--- Requirement ---
Repeat every entry word for word, but leave the images out of your copy.

--- Data extract ---
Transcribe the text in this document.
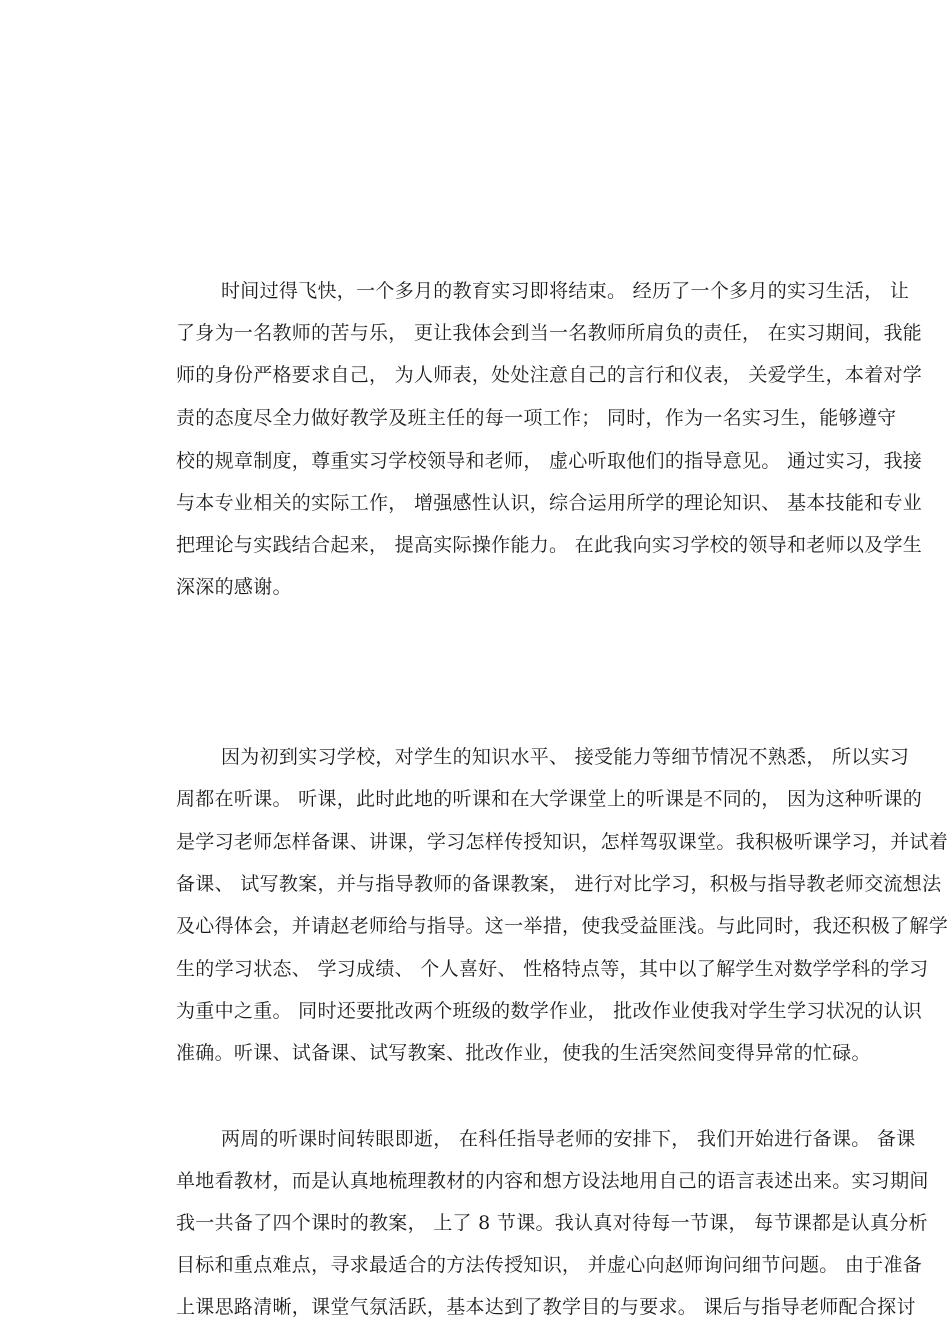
时间过得飞快，一个多月的教育实习即将结束。 经历了一个多月的实习生活， 让
了身为一名教师的苦与乐， 更让我体会到当一名教师所肩负的责任， 在实习期间，我能
师的身份严格要求自己， 为人师表，处处注意自己的言行和仪表， 关爱学生，本着对学
责的态度尽全力做好教学及班主任的每一项工作； 同时，作为一名实习生，能够遵守
校的规章制度，尊重实习学校领导和老师， 虚心听取他们的指导意见。 通过实习，我接
与本专业相关的实际工作， 增强感性认识，综合运用所学的理论知识、 基本技能和专业
把理论与实践结合起来， 提高实际操作能力。 在此我向实习学校的领导和老师以及学生
深深的感谢。
因为初到实习学校，对学生的知识水平、 接受能力等细节情况不熟悉， 所以实习
周都在听课。 听课，此时此地的听课和在大学课堂上的听课是不同的， 因为这种听课的
是学习老师怎样备课、讲课，学习怎样传授知识，怎样驾驭课堂。我积极听课学习，并试着
备课、 试写教案，并与指导教师的备课教案， 进行对比学习，积极与指导教老师交流想法
及心得体会，并请赵老师给与指导。这一举措，使我受益匪浅。与此同时，我还积极了解学
生的学习状态、 学习成绩、 个人喜好、 性格特点等，其中以了解学生对数学学科的学习
为重中之重。 同时还要批改两个班级的数学作业， 批改作业使我对学生学习状况的认识
准确。听课、试备课、试写教案、批改作业，使我的生活突然间变得异常的忙碌。
两周的听课时间转眼即逝， 在科任指导老师的安排下， 我们开始进行备课。 备课
单地看教材，而是认真地梳理教材的内容和想方设法地用自己的语言表述出来。实习期间
我一共备了四个课时的教案， 上了 8 节课。我认真对待每一节课， 每节课都是认真分析
目标和重点难点，寻求最适合的方法传授知识， 并虚心向赵师询问细节问题。 由于准备
上课思路清晰，课堂气氛活跃，基本达到了教学目的与要求。 课后与指导老师配合探讨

--- Exercise output ---
Transcribe the text in this document.
时间过得飞快，一个多月的教育实习即将结束。 经历了一个多月的实习生活， 让
了身为一名教师的苦与乐， 更让我体会到当一名教师所肩负的责任， 在实习期间，我能
师的身份严格要求自己， 为人师表，处处注意自己的言行和仪表， 关爱学生，本着对学
责的态度尽全力做好教学及班主任的每一项工作； 同时，作为一名实习生，能够遵守
校的规章制度，尊重实习学校领导和老师， 虚心听取他们的指导意见。 通过实习，我接
与本专业相关的实际工作， 增强感性认识，综合运用所学的理论知识、 基本技能和专业
把理论与实践结合起来， 提高实际操作能力。 在此我向实习学校的领导和老师以及学生
深深的感谢。
因为初到实习学校，对学生的知识水平、 接受能力等细节情况不熟悉， 所以实习
周都在听课。 听课，此时此地的听课和在大学课堂上的听课是不同的， 因为这种听课的
是学习老师怎样备课、讲课，学习怎样传授知识，怎样驾驭课堂。我积极听课学习，并试着
备课、 试写教案，并与指导教师的备课教案， 进行对比学习，积极与指导教老师交流想法
及心得体会，并请赵老师给与指导。这一举措，使我受益匪浅。与此同时，我还积极了解学
生的学习状态、 学习成绩、 个人喜好、 性格特点等，其中以了解学生对数学学科的学习
为重中之重。 同时还要批改两个班级的数学作业， 批改作业使我对学生学习状况的认识
准确。听课、试备课、试写教案、批改作业，使我的生活突然间变得异常的忙碌。
两周的听课时间转眼即逝， 在科任指导老师的安排下， 我们开始进行备课。 备课
单地看教材，而是认真地梳理教材的内容和想方设法地用自己的语言表述出来。实习期间
我一共备了四个课时的教案， 上了 8 节课。我认真对待每一节课， 每节课都是认真分析
目标和重点难点，寻求最适合的方法传授知识， 并虚心向赵师询问细节问题。 由于准备
上课思路清晰，课堂气氛活跃，基本达到了教学目的与要求。 课后与指导老师配合探讨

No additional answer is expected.